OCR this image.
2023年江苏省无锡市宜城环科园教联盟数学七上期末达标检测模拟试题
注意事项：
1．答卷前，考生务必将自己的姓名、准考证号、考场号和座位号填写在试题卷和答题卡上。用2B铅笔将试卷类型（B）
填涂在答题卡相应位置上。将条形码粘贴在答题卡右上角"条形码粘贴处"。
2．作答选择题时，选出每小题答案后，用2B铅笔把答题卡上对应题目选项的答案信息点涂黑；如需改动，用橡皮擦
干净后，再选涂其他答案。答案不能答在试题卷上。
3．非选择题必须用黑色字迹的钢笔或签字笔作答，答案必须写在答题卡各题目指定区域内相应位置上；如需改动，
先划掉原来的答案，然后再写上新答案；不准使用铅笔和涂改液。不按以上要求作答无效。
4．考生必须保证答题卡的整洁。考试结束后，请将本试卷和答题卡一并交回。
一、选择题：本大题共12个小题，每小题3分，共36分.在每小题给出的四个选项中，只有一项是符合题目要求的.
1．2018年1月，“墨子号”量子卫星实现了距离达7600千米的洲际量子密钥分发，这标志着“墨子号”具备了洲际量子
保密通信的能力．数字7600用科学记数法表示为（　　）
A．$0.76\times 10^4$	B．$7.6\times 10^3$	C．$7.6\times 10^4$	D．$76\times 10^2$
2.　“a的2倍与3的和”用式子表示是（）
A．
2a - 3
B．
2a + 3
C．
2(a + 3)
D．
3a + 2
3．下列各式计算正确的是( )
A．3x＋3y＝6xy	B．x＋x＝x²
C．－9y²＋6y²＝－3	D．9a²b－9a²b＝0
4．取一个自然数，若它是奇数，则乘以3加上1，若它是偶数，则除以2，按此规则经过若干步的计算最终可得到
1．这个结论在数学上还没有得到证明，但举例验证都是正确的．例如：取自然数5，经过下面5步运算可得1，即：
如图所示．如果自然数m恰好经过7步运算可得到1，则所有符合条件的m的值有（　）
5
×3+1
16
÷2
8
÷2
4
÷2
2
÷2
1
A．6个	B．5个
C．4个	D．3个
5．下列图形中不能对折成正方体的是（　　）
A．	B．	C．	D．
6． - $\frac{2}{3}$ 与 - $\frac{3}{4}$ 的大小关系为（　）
+++
== Your instructions ==
Copy out all the entries shown above, character for character.

== Solved problem ==
OCR this image.
2023年江苏省无锡市宜城环科园教联盟数学七上期末达标检测模拟试题
注意事项：
1．答卷前，考生务必将自己的姓名、准考证号、考场号和座位号填写在试题卷和答题卡上。用2B铅笔将试卷类型（B）
填涂在答题卡相应位置上。将条形码粘贴在答题卡右上角"条形码粘贴处"。
2．作答选择题时，选出每小题答案后，用2B铅笔把答题卡上对应题目选项的答案信息点涂黑；如需改动，用橡皮擦
干净后，再选涂其他答案。答案不能答在试题卷上。
3．非选择题必须用黑色字迹的钢笔或签字笔作答，答案必须写在答题卡各题目指定区域内相应位置上；如需改动，
先划掉原来的答案，然后再写上新答案；不准使用铅笔和涂改液。不按以上要求作答无效。
4．考生必须保证答题卡的整洁。考试结束后，请将本试卷和答题卡一并交回。
一、选择题：本大题共12个小题，每小题3分，共36分.在每小题给出的四个选项中，只有一项是符合题目要求的.
1．2018年1月，“墨子号”量子卫星实现了距离达7600千米的洲际量子密钥分发，这标志着“墨子号”具备了洲际量子
保密通信的能力．数字7600用科学记数法表示为（　　）
A．$0.76\times 10^4$	B．$7.6\times 10^3$	C．$7.6\times 10^4$	D．$76\times 10^2$
2.　“a的2倍与3的和”用式子表示是（）
A．
2a - 3
B．
2a + 3
C．
2(a + 3)
D．
3a + 2
3．下列各式计算正确的是( )
A．3x＋3y＝6xy	B．x＋x＝x²
C．－9y²＋6y²＝－3	D．9a²b－9a²b＝0
4．取一个自然数，若它是奇数，则乘以3加上1，若它是偶数，则除以2，按此规则经过若干步的计算最终可得到
1．这个结论在数学上还没有得到证明，但举例验证都是正确的．例如：取自然数5，经过下面5步运算可得1，即：
如图所示．如果自然数m恰好经过7步运算可得到1，则所有符合条件的m的值有（　）
5
×3+1
16
÷2
8
÷2
4
÷2
2
÷2
1
A．6个	B．5个
C．4个	D．3个
5．下列图形中不能对折成正方体的是（　　）
A．	B．	C．	D．
6． - $\frac{2}{3}$ 与 - $\frac{3}{4}$ 的大小关系为（　）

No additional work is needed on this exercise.